══ DATA FOR THIS TASK ══

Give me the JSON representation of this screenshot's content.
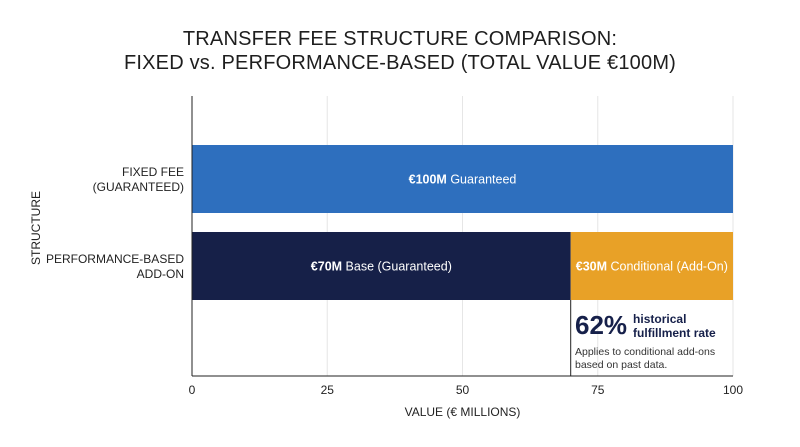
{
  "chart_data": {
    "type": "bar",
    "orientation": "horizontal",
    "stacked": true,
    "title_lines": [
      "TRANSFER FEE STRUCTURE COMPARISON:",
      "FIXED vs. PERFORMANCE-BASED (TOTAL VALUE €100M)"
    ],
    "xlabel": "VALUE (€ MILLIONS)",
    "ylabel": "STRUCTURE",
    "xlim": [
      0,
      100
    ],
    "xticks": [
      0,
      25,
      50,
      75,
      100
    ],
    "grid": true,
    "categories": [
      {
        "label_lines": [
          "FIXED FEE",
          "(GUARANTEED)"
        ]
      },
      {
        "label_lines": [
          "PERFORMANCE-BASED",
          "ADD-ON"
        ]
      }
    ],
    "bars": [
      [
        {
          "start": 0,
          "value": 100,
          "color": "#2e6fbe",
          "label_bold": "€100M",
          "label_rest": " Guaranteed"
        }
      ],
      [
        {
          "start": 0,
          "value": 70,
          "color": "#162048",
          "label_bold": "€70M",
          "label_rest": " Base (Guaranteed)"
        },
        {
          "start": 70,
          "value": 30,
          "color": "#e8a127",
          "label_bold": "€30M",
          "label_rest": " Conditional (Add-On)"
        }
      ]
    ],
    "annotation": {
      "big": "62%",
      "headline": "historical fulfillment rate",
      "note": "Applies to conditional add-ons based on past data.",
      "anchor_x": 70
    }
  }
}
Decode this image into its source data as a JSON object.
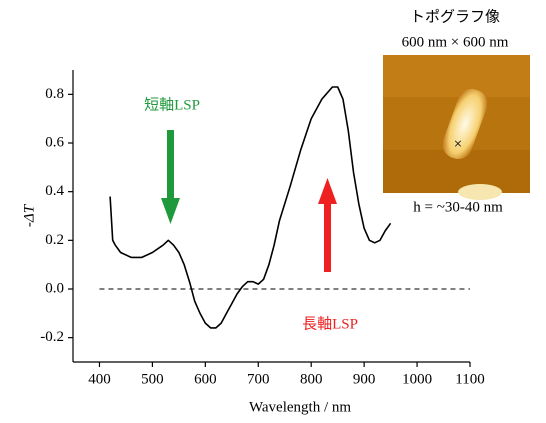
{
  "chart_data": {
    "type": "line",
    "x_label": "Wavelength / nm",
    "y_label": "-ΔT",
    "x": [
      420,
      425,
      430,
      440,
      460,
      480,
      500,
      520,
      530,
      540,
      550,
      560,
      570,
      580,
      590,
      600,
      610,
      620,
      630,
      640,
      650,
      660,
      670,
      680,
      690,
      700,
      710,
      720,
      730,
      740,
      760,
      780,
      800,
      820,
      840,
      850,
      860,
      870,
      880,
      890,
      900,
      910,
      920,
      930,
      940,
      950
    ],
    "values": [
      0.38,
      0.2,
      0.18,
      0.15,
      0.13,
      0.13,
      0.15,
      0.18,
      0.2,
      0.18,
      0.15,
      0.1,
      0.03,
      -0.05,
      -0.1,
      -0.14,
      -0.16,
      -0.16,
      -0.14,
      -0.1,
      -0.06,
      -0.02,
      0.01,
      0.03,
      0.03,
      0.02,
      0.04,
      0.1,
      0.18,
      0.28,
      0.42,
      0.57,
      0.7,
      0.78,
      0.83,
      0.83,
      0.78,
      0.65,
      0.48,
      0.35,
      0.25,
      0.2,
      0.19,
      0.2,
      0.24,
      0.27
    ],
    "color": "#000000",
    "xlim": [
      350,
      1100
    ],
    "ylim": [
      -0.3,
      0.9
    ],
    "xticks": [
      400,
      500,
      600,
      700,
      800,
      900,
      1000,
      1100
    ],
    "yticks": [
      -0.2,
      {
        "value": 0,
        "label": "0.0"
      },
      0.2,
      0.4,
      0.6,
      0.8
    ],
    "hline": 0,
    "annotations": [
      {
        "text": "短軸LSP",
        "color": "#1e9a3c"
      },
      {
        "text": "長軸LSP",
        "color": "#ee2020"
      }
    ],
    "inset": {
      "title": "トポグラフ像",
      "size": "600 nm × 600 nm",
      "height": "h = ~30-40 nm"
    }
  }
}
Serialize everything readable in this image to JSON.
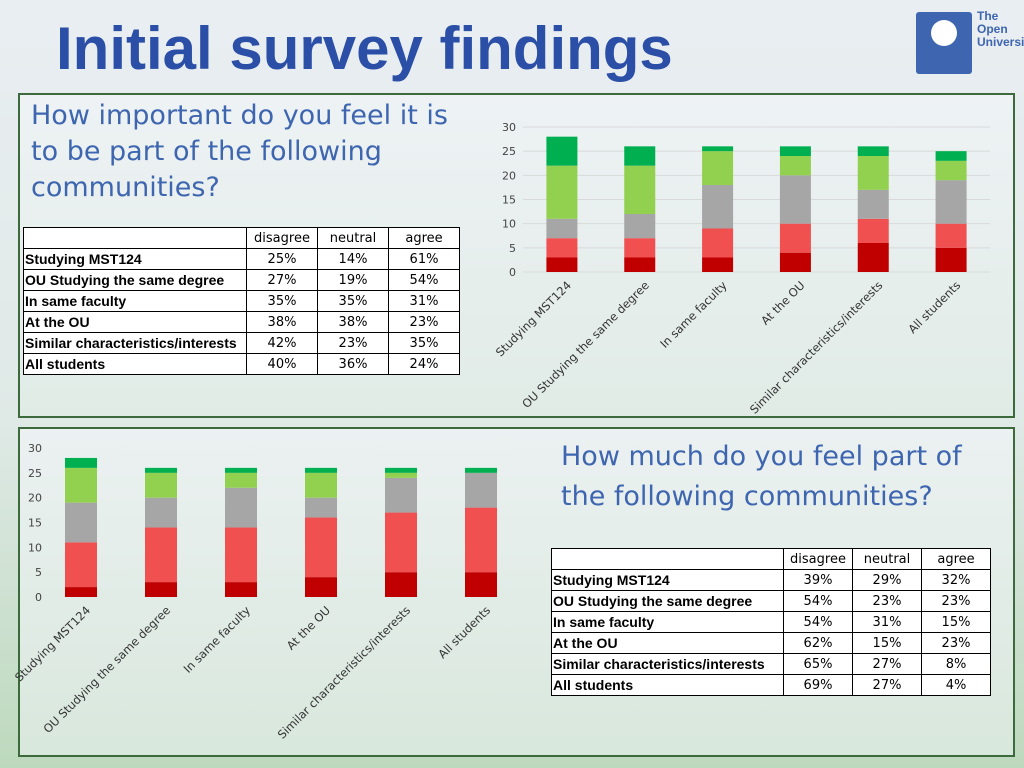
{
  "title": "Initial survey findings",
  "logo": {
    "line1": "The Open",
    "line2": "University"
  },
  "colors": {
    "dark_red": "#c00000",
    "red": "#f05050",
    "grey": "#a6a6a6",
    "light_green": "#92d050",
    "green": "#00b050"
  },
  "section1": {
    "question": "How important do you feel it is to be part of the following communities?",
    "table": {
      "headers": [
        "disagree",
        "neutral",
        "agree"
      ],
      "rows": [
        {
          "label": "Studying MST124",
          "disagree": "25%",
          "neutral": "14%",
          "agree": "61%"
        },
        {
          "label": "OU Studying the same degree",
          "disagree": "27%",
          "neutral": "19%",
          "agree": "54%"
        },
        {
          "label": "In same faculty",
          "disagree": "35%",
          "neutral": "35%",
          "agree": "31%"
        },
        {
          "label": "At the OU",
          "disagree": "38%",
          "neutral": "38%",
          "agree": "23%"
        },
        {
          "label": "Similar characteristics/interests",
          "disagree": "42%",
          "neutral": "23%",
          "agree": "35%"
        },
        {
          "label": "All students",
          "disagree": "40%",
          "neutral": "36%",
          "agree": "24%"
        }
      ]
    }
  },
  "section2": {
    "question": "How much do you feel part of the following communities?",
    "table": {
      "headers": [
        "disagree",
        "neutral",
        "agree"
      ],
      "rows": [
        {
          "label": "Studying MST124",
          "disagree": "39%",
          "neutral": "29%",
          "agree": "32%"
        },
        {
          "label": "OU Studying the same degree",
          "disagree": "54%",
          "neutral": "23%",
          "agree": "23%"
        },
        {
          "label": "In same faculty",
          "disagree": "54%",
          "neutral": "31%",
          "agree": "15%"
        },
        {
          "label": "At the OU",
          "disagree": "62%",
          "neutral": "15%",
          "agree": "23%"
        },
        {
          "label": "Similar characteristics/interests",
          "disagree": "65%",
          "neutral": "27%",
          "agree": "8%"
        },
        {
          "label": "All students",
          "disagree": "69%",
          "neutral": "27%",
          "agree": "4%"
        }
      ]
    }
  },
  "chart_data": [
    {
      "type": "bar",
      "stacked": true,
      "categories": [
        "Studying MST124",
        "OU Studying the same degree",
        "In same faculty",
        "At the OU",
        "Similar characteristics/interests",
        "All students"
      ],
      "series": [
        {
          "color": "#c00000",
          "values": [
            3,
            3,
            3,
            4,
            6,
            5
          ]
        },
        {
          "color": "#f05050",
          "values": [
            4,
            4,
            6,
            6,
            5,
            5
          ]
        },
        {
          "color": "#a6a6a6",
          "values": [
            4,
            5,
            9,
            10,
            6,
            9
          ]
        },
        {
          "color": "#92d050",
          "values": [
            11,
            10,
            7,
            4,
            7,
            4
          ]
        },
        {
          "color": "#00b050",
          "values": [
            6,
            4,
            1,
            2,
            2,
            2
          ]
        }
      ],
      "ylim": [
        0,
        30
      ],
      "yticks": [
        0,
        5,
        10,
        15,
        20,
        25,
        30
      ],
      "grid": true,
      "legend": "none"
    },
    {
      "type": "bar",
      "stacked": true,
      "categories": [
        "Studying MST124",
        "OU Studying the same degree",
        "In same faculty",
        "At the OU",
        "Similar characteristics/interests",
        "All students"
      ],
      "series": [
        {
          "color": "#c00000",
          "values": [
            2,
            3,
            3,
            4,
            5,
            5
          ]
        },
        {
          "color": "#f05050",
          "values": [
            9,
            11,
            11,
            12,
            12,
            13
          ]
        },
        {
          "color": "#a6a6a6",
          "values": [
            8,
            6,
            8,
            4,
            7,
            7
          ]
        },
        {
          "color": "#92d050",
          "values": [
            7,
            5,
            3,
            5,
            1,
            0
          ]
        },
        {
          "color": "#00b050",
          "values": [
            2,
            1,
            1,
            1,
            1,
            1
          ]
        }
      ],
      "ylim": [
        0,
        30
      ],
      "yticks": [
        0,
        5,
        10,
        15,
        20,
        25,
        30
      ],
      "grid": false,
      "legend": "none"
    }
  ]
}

═══

• WORK INSTRUCTIONS
All of the data above should be quoted exactly, except for the pictures.

• REPLY TO THE TASK
Give me the JSON representation of this screenshot's content.
{
  "chart_data": {
    "type": "bar",
    "orientation": "horizontal",
    "stacked": true,
    "title_lines": [
      "TRANSFER FEE STRUCTURE COMPARISON:",
      "FIXED vs. PERFORMANCE-BASED (TOTAL VALUE €100M)"
    ],
    "xlabel": "VALUE (€ MILLIONS)",
    "ylabel": "STRUCTURE",
    "xlim": [
      0,
      100
    ],
    "xticks": [
      0,
      25,
      50,
      75,
      100
    ],
    "grid": true,
    "categories": [
      {
        "label_lines": [
          "FIXED FEE",
          "(GUARANTEED)"
        ]
      },
      {
        "label_lines": [
          "PERFORMANCE-BASED",
          "ADD-ON"
        ]
      }
    ],
    "bars": [
      [
        {
          "start": 0,
          "value": 100,
          "color": "#2e6fbe",
          "label_bold": "€100M",
          "label_rest": " Guaranteed"
        }
      ],
      [
        {
          "start": 0,
          "value": 70,
          "color": "#162048",
          "label_bold": "€70M",
          "label_rest": " Base (Guaranteed)"
        },
        {
          "start": 70,
          "value": 30,
          "color": "#e8a127",
          "label_bold": "€30M",
          "label_rest": " Conditional (Add-On)"
        }
      ]
    ],
    "annotation": {
      "big": "62%",
      "headline": "historical fulfillment rate",
      "note": "Applies to conditional add-ons based on past data.",
      "anchor_x": 70
    }
  }
}
Decode this image into its source data as a JSON object.
{
  "chart_data": {
    "type": "line",
    "x_label": "Wavelength / nm",
    "y_label": "-ΔT",
    "x": [
      420,
      425,
      430,
      440,
      460,
      480,
      500,
      520,
      530,
      540,
      550,
      560,
      570,
      580,
      590,
      600,
      610,
      620,
      630,
      640,
      650,
      660,
      670,
      680,
      690,
      700,
      710,
      720,
      730,
      740,
      760,
      780,
      800,
      820,
      840,
      850,
      860,
      870,
      880,
      890,
      900,
      910,
      920,
      930,
      940,
      950
    ],
    "values": [
      0.38,
      0.2,
      0.18,
      0.15,
      0.13,
      0.13,
      0.15,
      0.18,
      0.2,
      0.18,
      0.15,
      0.1,
      0.03,
      -0.05,
      -0.1,
      -0.14,
      -0.16,
      -0.16,
      -0.14,
      -0.1,
      -0.06,
      -0.02,
      0.01,
      0.03,
      0.03,
      0.02,
      0.04,
      0.1,
      0.18,
      0.28,
      0.42,
      0.57,
      0.7,
      0.78,
      0.83,
      0.83,
      0.78,
      0.65,
      0.48,
      0.35,
      0.25,
      0.2,
      0.19,
      0.2,
      0.24,
      0.27
    ],
    "color": "#000000",
    "xlim": [
      350,
      1100
    ],
    "ylim": [
      -0.3,
      0.9
    ],
    "xticks": [
      400,
      500,
      600,
      700,
      800,
      900,
      1000,
      1100
    ],
    "yticks": [
      -0.2,
      {
        "value": 0,
        "label": "0.0"
      },
      0.2,
      0.4,
      0.6,
      0.8
    ],
    "hline": 0,
    "annotations": [
      {
        "text": "短軸LSP",
        "color": "#1e9a3c"
      },
      {
        "text": "長軸LSP",
        "color": "#ee2020"
      }
    ],
    "inset": {
      "title": "トポグラフ像",
      "size": "600 nm × 600 nm",
      "height": "h = ~30-40 nm"
    }
  }
}
Serialize everything readable in this image to JSON.
{
  "title": "Initial survey findings",
  "logo": {
    "line1": "The Open",
    "line2": "University"
  },
  "colors": {
    "dark_red": "#c00000",
    "red": "#f05050",
    "grey": "#a6a6a6",
    "light_green": "#92d050",
    "green": "#00b050"
  },
  "section1": {
    "question": "How important do you feel it is to be part of the following communities?",
    "table": {
      "headers": [
        "disagree",
        "neutral",
        "agree"
      ],
      "rows": [
        {
          "label": "Studying MST124",
          "disagree": "25%",
          "neutral": "14%",
          "agree": "61%"
        },
        {
          "label": "OU Studying the same degree",
          "disagree": "27%",
          "neutral": "19%",
          "agree": "54%"
        },
        {
          "label": "In same faculty",
          "disagree": "35%",
          "neutral": "35%",
          "agree": "31%"
        },
        {
          "label": "At the OU",
          "disagree": "38%",
          "neutral": "38%",
          "agree": "23%"
        },
        {
          "label": "Similar characteristics/interests",
          "disagree": "42%",
          "neutral": "23%",
          "agree": "35%"
        },
        {
          "label": "All students",
          "disagree": "40%",
          "neutral": "36%",
          "agree": "24%"
        }
      ]
    }
  },
  "section2": {
    "question": "How much do you feel part of the following communities?",
    "table": {
      "headers": [
        "disagree",
        "neutral",
        "agree"
      ],
      "rows": [
        {
          "label": "Studying MST124",
          "disagree": "39%",
          "neutral": "29%",
          "agree": "32%"
        },
        {
          "label": "OU Studying the same degree",
          "disagree": "54%",
          "neutral": "23%",
          "agree": "23%"
        },
        {
          "label": "In same faculty",
          "disagree": "54%",
          "neutral": "31%",
          "agree": "15%"
        },
        {
          "label": "At the OU",
          "disagree": "62%",
          "neutral": "15%",
          "agree": "23%"
        },
        {
          "label": "Similar characteristics/interests",
          "disagree": "65%",
          "neutral": "27%",
          "agree": "8%"
        },
        {
          "label": "All students",
          "disagree": "69%",
          "neutral": "27%",
          "agree": "4%"
        }
      ]
    }
  },
  "chart_data": [
    {
      "type": "bar",
      "stacked": true,
      "categories": [
        "Studying MST124",
        "OU Studying the same degree",
        "In same faculty",
        "At the OU",
        "Similar characteristics/interests",
        "All students"
      ],
      "series": [
        {
          "color": "#c00000",
          "values": [
            3,
            3,
            3,
            4,
            6,
            5
          ]
        },
        {
          "color": "#f05050",
          "values": [
            4,
            4,
            6,
            6,
            5,
            5
          ]
        },
        {
          "color": "#a6a6a6",
          "values": [
            4,
            5,
            9,
            10,
            6,
            9
          ]
        },
        {
          "color": "#92d050",
          "values": [
            11,
            10,
            7,
            4,
            7,
            4
          ]
        },
        {
          "color": "#00b050",
          "values": [
            6,
            4,
            1,
            2,
            2,
            2
          ]
        }
      ],
      "ylim": [
        0,
        30
      ],
      "yticks": [
        0,
        5,
        10,
        15,
        20,
        25,
        30
      ],
      "grid": true,
      "legend": "none"
    },
    {
      "type": "bar",
      "stacked": true,
      "categories": [
        "Studying MST124",
        "OU Studying the same degree",
        "In same faculty",
        "At the OU",
        "Similar characteristics/interests",
        "All students"
      ],
      "series": [
        {
          "color": "#c00000",
          "values": [
            2,
            3,
            3,
            4,
            5,
            5
          ]
        },
        {
          "color": "#f05050",
          "values": [
            9,
            11,
            11,
            12,
            12,
            13
          ]
        },
        {
          "color": "#a6a6a6",
          "values": [
            8,
            6,
            8,
            4,
            7,
            7
          ]
        },
        {
          "color": "#92d050",
          "values": [
            7,
            5,
            3,
            5,
            1,
            0
          ]
        },
        {
          "color": "#00b050",
          "values": [
            2,
            1,
            1,
            1,
            1,
            1
          ]
        }
      ],
      "ylim": [
        0,
        30
      ],
      "yticks": [
        0,
        5,
        10,
        15,
        20,
        25,
        30
      ],
      "grid": false,
      "legend": "none"
    }
  ]
}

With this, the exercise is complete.